» **TASK GOAL**
Copy every record below exactly.

» **RECORD EXTRACTS**

>>>

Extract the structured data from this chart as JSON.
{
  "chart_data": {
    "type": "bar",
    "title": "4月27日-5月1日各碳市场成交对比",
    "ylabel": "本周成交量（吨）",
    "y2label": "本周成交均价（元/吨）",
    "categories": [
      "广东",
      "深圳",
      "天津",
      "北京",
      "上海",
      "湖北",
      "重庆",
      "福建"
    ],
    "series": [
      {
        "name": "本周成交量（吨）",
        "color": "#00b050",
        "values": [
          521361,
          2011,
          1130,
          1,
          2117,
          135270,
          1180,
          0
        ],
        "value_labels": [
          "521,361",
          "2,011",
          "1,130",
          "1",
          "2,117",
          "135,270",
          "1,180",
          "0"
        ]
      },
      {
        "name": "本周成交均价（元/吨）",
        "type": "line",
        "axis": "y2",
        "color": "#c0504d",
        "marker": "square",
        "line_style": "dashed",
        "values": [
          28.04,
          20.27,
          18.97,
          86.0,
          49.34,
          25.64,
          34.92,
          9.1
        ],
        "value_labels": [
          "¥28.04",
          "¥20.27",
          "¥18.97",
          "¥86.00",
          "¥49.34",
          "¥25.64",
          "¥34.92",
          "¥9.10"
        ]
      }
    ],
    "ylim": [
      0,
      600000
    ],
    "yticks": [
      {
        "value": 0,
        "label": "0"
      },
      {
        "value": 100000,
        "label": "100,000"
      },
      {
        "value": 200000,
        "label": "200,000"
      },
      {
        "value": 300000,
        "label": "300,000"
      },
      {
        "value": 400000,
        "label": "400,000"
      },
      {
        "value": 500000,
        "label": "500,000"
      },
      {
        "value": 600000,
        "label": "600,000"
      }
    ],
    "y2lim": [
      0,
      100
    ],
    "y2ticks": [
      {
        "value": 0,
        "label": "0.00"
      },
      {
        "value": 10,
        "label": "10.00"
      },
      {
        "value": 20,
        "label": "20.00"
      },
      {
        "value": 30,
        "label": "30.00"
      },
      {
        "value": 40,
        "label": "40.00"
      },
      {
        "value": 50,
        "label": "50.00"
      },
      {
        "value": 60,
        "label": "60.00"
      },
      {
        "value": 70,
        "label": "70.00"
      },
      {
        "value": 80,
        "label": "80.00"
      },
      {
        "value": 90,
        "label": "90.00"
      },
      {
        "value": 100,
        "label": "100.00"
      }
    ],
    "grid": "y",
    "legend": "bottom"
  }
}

<<<

» **FULL SOLUTION**
Extract the structured data from this chart as JSON.
{
  "chart_data": {
    "type": "bar",
    "title": "4月27日-5月1日各碳市场成交对比",
    "ylabel": "本周成交量（吨）",
    "y2label": "本周成交均价（元/吨）",
    "categories": [
      "广东",
      "深圳",
      "天津",
      "北京",
      "上海",
      "湖北",
      "重庆",
      "福建"
    ],
    "series": [
      {
        "name": "本周成交量（吨）",
        "color": "#00b050",
        "values": [
          521361,
          2011,
          1130,
          1,
          2117,
          135270,
          1180,
          0
        ],
        "value_labels": [
          "521,361",
          "2,011",
          "1,130",
          "1",
          "2,117",
          "135,270",
          "1,180",
          "0"
        ]
      },
      {
        "name": "本周成交均价（元/吨）",
        "type": "line",
        "axis": "y2",
        "color": "#c0504d",
        "marker": "square",
        "line_style": "dashed",
        "values": [
          28.04,
          20.27,
          18.97,
          86.0,
          49.34,
          25.64,
          34.92,
          9.1
        ],
        "value_labels": [
          "¥28.04",
          "¥20.27",
          "¥18.97",
          "¥86.00",
          "¥49.34",
          "¥25.64",
          "¥34.92",
          "¥9.10"
        ]
      }
    ],
    "ylim": [
      0,
      600000
    ],
    "yticks": [
      {
        "value": 0,
        "label": "0"
      },
      {
        "value": 100000,
        "label": "100,000"
      },
      {
        "value": 200000,
        "label": "200,000"
      },
      {
        "value": 300000,
        "label": "300,000"
      },
      {
        "value": 400000,
        "label": "400,000"
      },
      {
        "value": 500000,
        "label": "500,000"
      },
      {
        "value": 600000,
        "label": "600,000"
      }
    ],
    "y2lim": [
      0,
      100
    ],
    "y2ticks": [
      {
        "value": 0,
        "label": "0.00"
      },
      {
        "value": 10,
        "label": "10.00"
      },
      {
        "value": 20,
        "label": "20.00"
      },
      {
        "value": 30,
        "label": "30.00"
      },
      {
        "value": 40,
        "label": "40.00"
      },
      {
        "value": 50,
        "label": "50.00"
      },
      {
        "value": 60,
        "label": "60.00"
      },
      {
        "value": 70,
        "label": "70.00"
      },
      {
        "value": 80,
        "label": "80.00"
      },
      {
        "value": 90,
        "label": "90.00"
      },
      {
        "value": 100,
        "label": "100.00"
      }
    ],
    "grid": "y",
    "legend": "bottom"
  }
}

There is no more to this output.